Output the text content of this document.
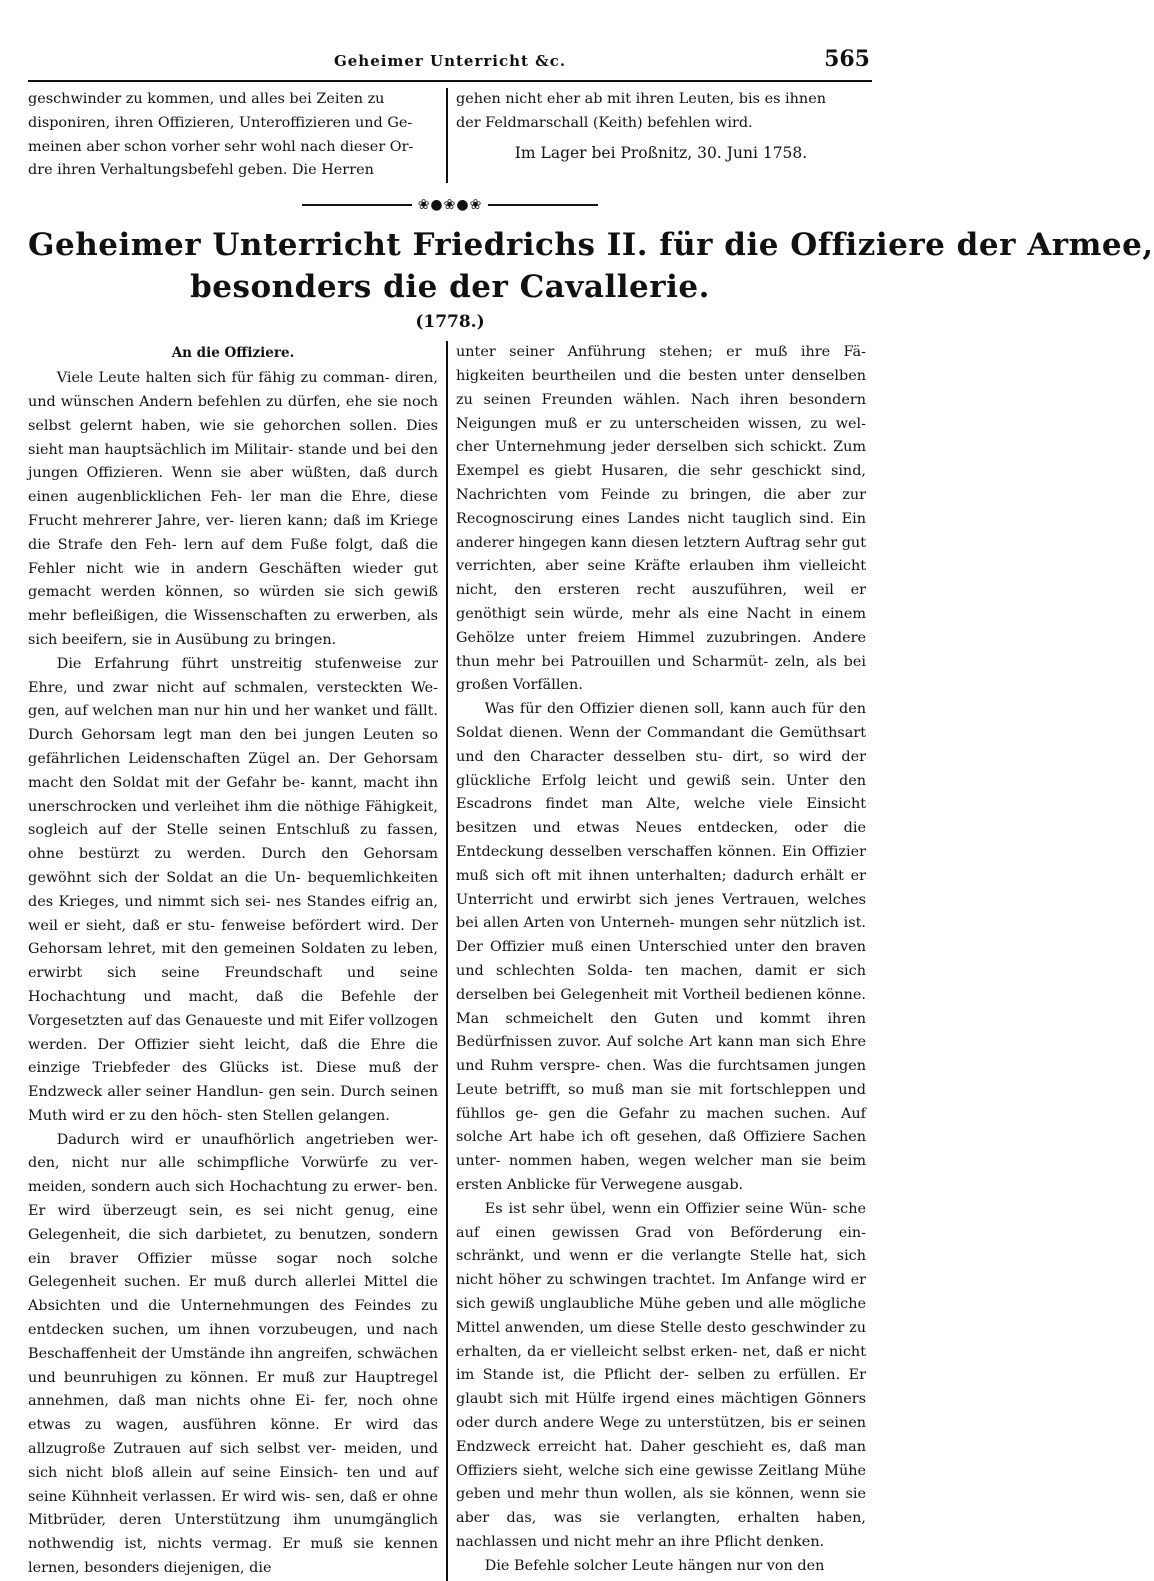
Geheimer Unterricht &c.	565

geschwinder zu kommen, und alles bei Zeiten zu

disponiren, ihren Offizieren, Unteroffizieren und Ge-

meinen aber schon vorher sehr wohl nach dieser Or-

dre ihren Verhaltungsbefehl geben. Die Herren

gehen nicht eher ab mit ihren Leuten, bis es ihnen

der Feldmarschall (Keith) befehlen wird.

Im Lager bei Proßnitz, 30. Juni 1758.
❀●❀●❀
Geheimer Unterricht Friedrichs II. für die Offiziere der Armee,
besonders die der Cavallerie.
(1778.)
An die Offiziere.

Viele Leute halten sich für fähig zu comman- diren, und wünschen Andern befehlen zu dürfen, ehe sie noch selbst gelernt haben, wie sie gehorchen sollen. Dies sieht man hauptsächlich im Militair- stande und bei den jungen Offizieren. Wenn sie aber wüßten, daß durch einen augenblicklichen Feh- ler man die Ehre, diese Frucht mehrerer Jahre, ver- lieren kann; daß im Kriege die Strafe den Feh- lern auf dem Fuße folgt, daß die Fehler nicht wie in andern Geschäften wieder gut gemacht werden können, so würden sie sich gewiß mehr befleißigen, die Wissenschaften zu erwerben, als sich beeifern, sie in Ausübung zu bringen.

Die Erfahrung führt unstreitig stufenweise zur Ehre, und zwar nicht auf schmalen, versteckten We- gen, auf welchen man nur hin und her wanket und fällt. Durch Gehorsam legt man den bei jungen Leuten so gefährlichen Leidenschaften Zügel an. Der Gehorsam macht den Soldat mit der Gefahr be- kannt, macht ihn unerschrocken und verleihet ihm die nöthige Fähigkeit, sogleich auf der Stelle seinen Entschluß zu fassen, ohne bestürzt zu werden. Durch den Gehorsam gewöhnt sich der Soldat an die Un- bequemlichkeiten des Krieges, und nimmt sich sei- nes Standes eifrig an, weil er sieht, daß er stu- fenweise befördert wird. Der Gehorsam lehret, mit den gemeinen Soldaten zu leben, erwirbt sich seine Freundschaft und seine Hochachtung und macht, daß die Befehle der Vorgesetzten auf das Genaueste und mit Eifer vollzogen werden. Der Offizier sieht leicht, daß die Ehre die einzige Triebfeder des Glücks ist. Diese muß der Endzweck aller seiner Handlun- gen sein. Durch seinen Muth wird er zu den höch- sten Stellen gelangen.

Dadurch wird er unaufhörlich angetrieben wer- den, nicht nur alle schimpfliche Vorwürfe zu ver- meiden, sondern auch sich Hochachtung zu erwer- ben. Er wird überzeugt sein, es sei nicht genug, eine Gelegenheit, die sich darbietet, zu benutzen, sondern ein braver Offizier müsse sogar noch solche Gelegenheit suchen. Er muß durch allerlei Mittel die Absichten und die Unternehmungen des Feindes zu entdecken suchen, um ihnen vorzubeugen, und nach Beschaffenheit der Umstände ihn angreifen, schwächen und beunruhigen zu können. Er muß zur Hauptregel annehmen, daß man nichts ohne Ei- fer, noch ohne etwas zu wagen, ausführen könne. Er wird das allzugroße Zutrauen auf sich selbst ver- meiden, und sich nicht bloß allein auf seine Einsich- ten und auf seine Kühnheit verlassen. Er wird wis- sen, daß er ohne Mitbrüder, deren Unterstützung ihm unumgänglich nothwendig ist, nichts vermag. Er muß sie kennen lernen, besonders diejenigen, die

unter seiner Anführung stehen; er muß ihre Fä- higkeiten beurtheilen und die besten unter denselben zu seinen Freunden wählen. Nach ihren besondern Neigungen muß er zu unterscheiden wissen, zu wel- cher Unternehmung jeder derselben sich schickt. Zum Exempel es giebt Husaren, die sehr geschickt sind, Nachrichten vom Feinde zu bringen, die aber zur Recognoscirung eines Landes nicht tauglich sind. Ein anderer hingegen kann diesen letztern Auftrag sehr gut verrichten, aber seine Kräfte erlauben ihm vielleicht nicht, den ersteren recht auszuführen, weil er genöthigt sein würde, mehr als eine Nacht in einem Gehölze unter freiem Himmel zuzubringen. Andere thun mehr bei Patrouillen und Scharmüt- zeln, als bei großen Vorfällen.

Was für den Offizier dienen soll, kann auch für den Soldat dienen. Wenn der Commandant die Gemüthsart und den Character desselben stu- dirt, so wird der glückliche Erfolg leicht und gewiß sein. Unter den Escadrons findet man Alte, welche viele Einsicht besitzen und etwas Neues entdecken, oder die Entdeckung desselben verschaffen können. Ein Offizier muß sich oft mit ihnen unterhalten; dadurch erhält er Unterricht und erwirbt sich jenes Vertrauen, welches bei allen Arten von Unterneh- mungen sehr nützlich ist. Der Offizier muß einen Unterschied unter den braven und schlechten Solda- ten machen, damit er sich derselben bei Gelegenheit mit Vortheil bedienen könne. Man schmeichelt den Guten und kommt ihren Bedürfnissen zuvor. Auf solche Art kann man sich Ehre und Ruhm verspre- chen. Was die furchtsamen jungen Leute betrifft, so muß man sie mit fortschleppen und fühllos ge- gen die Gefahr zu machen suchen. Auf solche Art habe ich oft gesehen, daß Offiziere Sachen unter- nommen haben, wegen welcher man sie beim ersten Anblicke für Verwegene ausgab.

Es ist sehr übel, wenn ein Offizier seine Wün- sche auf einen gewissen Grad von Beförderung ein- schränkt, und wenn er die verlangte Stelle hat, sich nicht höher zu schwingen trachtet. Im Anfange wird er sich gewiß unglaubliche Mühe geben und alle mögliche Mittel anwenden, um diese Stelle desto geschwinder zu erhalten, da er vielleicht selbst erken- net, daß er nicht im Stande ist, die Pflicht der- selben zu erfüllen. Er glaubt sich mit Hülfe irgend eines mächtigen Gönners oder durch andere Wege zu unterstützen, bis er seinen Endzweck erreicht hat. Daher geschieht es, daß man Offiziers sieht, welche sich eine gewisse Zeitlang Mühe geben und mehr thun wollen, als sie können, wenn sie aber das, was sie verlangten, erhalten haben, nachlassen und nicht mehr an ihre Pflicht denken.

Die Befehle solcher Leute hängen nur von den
--
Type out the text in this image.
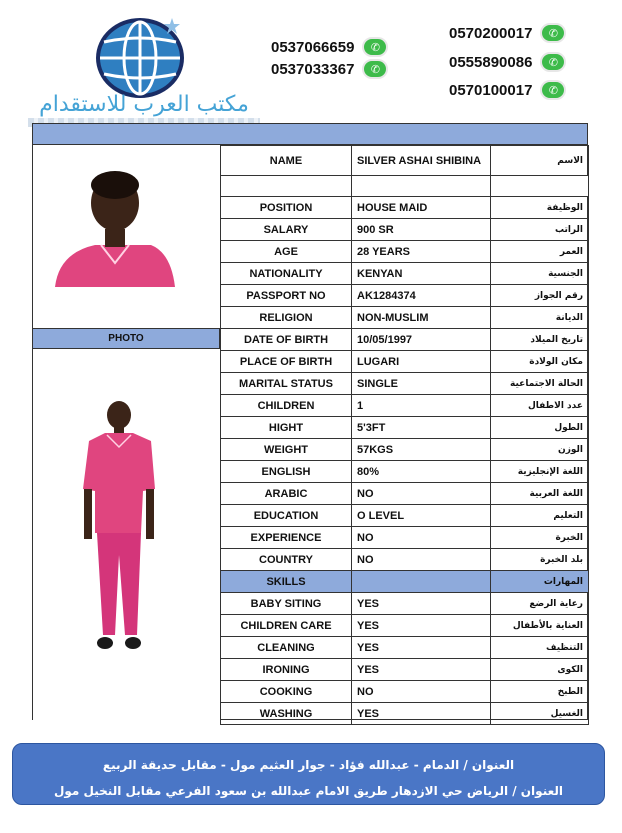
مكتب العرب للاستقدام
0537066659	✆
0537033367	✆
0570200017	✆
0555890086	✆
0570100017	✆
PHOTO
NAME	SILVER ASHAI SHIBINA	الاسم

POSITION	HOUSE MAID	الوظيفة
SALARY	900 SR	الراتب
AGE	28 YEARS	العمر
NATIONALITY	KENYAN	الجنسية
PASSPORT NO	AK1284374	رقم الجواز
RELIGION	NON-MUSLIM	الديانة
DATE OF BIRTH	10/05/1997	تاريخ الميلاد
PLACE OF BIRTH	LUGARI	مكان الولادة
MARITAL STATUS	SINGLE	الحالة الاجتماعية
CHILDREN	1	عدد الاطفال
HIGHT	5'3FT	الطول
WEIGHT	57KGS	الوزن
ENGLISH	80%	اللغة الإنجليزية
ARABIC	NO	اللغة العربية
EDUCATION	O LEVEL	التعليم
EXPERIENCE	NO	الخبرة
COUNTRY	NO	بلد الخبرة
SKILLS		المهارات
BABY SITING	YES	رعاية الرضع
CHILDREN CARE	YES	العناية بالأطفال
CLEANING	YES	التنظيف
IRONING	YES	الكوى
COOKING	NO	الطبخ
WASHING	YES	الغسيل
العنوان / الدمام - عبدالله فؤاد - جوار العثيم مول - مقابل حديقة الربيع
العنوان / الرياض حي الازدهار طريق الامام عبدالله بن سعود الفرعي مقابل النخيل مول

_YOUR OBJECTIVE_
State how many lines hold the word "CHILDREN". The number is the whole answer.

_THE RESPONSE_
2